[Work request]
I need each line of the entries below that includes the string "Pharmacy".

[Data to use]
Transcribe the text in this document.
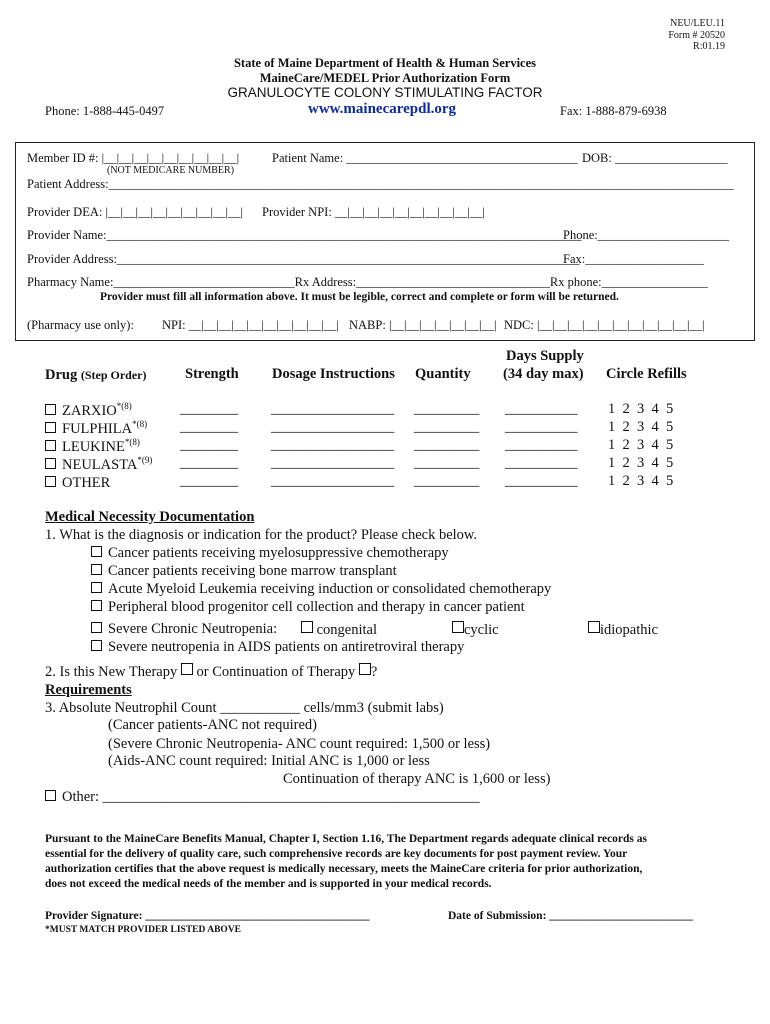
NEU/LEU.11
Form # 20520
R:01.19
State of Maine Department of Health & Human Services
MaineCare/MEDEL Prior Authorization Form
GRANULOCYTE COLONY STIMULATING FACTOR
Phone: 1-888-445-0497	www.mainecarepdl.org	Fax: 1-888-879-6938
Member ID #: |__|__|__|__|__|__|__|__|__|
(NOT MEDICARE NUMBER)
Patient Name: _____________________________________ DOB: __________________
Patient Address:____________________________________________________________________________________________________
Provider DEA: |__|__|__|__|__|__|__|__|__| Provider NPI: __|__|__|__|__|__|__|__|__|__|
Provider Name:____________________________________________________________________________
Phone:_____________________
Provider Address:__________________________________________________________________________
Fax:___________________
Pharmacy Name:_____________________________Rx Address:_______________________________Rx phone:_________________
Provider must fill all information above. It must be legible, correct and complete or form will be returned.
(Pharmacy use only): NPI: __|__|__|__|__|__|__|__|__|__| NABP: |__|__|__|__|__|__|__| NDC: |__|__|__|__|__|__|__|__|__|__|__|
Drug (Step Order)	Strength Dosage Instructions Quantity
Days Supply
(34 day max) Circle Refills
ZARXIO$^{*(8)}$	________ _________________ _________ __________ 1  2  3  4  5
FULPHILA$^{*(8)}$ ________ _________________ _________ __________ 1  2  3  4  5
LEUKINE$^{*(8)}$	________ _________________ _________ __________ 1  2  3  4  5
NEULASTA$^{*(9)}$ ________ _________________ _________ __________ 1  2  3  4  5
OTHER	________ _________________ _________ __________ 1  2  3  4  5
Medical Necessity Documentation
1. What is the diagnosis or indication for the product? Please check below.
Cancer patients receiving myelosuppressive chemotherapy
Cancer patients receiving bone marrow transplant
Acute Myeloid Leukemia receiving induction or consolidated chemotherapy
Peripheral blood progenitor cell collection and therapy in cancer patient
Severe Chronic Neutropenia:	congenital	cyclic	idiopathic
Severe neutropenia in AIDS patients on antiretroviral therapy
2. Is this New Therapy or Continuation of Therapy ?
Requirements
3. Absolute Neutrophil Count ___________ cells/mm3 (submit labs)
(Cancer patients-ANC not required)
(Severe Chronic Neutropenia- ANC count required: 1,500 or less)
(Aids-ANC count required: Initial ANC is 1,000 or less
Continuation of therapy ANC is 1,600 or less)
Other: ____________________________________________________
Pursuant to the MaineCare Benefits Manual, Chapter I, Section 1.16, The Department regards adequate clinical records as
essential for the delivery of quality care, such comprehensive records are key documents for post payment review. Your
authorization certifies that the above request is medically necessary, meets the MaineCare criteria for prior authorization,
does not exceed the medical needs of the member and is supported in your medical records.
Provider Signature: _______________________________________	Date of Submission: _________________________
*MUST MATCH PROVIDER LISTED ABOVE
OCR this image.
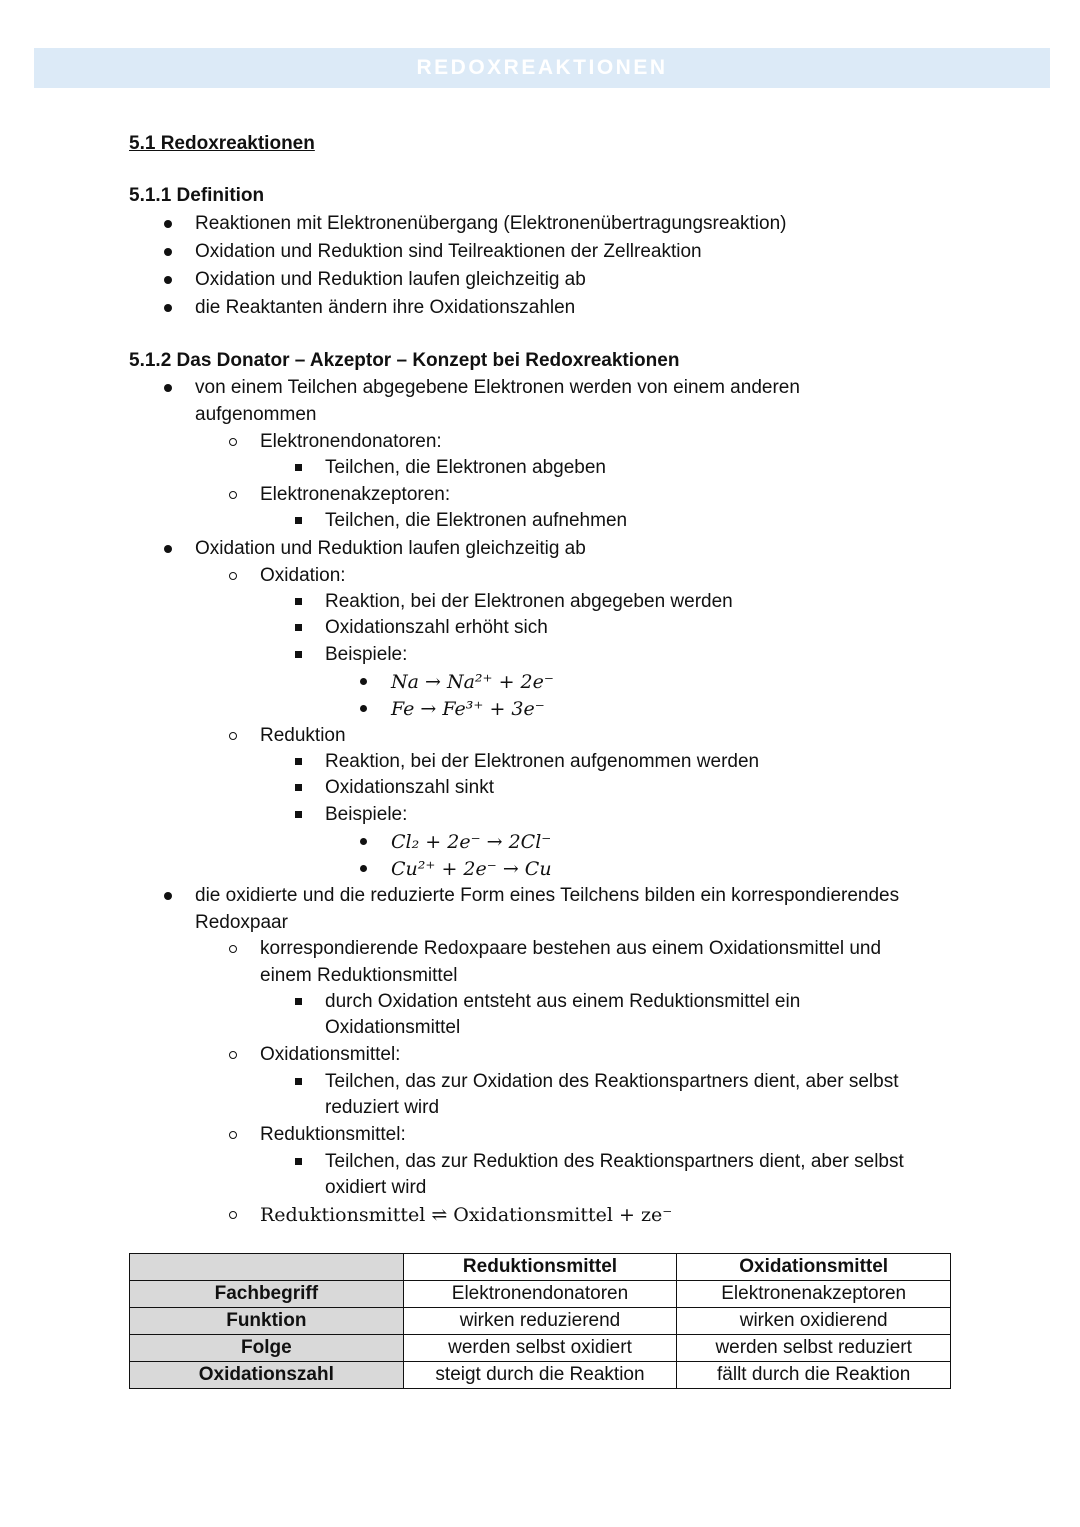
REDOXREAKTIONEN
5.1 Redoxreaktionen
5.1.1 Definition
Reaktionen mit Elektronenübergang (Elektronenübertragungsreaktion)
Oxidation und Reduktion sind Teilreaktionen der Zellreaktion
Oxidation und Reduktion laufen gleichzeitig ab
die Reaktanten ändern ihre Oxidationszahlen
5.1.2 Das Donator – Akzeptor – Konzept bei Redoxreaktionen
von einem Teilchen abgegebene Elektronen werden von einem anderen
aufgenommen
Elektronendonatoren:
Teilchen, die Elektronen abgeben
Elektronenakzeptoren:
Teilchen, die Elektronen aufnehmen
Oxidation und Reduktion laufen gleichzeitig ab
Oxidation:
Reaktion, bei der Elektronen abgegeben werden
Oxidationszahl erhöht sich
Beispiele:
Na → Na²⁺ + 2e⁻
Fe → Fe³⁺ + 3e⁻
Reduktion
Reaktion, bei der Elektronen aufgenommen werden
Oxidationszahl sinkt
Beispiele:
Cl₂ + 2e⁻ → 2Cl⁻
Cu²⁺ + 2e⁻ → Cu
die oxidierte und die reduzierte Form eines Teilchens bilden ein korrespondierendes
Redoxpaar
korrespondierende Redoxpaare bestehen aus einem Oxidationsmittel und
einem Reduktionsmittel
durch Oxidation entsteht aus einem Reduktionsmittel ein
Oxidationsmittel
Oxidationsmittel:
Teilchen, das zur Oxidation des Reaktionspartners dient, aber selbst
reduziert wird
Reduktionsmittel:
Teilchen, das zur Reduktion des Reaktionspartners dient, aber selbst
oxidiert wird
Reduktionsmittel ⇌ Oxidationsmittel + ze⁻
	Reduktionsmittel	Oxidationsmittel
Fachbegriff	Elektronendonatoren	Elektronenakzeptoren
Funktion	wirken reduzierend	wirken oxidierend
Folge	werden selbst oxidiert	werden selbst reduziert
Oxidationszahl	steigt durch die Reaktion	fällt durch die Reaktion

[Answer space]
Pharmacy Name:_____________________________Rx Address:_______________________________Rx phone:_________________
(Pharmacy use only): NPI: __|__|__|__|__|__|__|__|__|__| NABP: |__|__|__|__|__|__|__| NDC: |__|__|__|__|__|__|__|__|__|__|__|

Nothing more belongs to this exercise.